Opioids and Obamacare: What’s the Real Story?
1. Has Obamacare stemmed the rising overdose death rate from opioids? No, according to the most recent data available from the Centers for Disease Control and Prevention. In fact, the largest single-year increases in the death rate since 1999 occurred after the Obamacare exchanges and Medicaid expansion were implemented and the individual mandate to have health insurance was enforced. By the end of 2014, death rates rose 14% from the prior year and then increased again by 16% in 2015. While this may not prove that Obamacare caused a spike in tragic opioid-related deaths, a glance at the graph below makes is hard to argue that it is solving the problem.

## TASK
Write out the opioids and Obamacare passage word for word, from "1. Has Obamacare" to "solving the problem.", inclusive.

## SUPPLIED MATERIAL
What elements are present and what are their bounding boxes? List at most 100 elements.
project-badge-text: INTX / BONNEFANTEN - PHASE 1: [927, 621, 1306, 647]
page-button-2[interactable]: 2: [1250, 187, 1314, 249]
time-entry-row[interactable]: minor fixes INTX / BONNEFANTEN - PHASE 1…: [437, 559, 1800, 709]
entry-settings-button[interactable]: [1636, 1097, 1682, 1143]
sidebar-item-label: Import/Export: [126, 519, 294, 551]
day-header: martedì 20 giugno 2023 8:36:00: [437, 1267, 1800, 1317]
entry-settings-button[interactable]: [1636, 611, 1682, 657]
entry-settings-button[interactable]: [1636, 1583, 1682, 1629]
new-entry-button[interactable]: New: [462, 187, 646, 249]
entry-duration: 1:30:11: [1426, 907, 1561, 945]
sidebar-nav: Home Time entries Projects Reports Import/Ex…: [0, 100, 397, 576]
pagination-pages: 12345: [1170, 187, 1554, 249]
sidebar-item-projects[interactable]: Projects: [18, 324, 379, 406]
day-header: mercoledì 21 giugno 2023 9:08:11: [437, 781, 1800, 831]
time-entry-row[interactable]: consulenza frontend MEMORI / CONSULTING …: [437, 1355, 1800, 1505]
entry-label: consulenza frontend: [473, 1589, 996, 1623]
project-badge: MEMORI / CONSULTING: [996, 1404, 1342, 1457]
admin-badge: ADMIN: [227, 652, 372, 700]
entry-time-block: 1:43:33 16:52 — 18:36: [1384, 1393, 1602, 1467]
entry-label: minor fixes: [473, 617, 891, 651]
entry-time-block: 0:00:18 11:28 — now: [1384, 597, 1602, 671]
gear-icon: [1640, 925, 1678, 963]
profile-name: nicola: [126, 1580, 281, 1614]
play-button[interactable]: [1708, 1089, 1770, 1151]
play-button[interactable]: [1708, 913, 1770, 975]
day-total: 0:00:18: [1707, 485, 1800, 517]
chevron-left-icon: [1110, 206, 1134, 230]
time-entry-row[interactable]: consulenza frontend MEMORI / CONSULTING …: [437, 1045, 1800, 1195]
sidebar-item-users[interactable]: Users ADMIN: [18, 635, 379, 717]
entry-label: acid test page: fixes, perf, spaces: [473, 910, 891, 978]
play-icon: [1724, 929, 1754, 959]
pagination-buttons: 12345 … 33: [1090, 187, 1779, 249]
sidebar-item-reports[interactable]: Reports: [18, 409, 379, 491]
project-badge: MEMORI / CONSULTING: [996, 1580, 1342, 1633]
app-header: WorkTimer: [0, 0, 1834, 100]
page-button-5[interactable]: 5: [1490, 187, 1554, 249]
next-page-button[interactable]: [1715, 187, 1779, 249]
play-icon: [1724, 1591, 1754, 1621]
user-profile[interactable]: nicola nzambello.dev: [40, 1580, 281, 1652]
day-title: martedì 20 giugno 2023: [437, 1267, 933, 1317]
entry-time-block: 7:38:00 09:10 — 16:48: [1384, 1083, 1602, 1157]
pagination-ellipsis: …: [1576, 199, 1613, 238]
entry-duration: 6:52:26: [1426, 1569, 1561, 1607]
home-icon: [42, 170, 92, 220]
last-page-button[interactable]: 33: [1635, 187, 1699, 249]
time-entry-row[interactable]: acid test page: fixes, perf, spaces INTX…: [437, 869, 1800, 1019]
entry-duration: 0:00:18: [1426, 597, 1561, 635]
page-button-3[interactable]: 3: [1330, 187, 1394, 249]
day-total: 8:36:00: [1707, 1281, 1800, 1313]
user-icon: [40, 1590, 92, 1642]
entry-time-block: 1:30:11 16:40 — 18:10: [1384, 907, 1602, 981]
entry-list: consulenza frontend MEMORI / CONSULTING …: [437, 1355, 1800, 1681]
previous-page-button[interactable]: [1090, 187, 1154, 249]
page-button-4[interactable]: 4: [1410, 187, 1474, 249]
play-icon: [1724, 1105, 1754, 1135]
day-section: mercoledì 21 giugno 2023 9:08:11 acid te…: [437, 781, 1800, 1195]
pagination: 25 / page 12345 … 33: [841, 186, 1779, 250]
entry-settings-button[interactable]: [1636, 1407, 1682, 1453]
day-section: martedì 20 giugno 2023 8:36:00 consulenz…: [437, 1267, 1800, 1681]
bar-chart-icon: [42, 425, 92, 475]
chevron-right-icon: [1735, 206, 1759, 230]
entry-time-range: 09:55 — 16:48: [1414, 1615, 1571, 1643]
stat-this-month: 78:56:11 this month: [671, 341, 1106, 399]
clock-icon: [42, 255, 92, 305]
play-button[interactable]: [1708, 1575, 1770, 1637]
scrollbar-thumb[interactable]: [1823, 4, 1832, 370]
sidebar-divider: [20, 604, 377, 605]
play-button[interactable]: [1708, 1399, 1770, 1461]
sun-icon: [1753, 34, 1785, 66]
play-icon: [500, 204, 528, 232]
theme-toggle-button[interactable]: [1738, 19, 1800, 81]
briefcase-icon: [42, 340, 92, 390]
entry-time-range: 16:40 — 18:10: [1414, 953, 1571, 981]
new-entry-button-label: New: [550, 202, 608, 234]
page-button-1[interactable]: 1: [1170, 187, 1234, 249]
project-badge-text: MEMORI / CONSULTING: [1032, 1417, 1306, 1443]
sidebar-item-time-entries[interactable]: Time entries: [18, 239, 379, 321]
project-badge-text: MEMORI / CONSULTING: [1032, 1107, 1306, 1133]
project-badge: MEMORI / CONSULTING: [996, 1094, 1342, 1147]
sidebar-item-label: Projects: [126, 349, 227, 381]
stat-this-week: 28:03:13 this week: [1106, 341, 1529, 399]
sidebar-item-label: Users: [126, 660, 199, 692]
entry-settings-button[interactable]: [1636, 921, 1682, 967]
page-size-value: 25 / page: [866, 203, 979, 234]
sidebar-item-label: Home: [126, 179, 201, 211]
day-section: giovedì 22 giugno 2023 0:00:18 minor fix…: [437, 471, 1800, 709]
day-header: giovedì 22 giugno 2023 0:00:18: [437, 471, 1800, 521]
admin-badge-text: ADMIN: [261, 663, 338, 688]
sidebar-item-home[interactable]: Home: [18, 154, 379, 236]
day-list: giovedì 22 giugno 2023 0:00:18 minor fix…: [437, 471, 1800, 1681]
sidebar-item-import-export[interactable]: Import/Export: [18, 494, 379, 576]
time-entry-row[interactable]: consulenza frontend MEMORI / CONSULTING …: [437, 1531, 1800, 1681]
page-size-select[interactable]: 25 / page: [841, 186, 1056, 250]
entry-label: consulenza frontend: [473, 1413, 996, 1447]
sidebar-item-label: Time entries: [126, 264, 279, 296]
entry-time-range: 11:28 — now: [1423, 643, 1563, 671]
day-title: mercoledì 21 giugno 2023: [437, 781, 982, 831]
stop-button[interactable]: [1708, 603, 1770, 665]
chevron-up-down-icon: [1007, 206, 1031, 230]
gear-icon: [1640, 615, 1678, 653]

## ANSWER BOX
1. Has Obamacare stemmed the rising overdose death rate from opioids? No, according to the most recent data available from the Centers for Disease Control and Prevention. In fact, the largest single-year increases in the death rate since 1999 occurred after the Obamacare exchanges and Medicaid expansion were implemented and the individual mandate to have health insurance was enforced. By the end of 2014, death rates rose 14% from the prior year and then increased again by 16% in 2015. While this may not prove that Obamacare caused a spike in tragic opioid-related deaths, a glance at the graph below makes is hard to argue that it is solving the problem.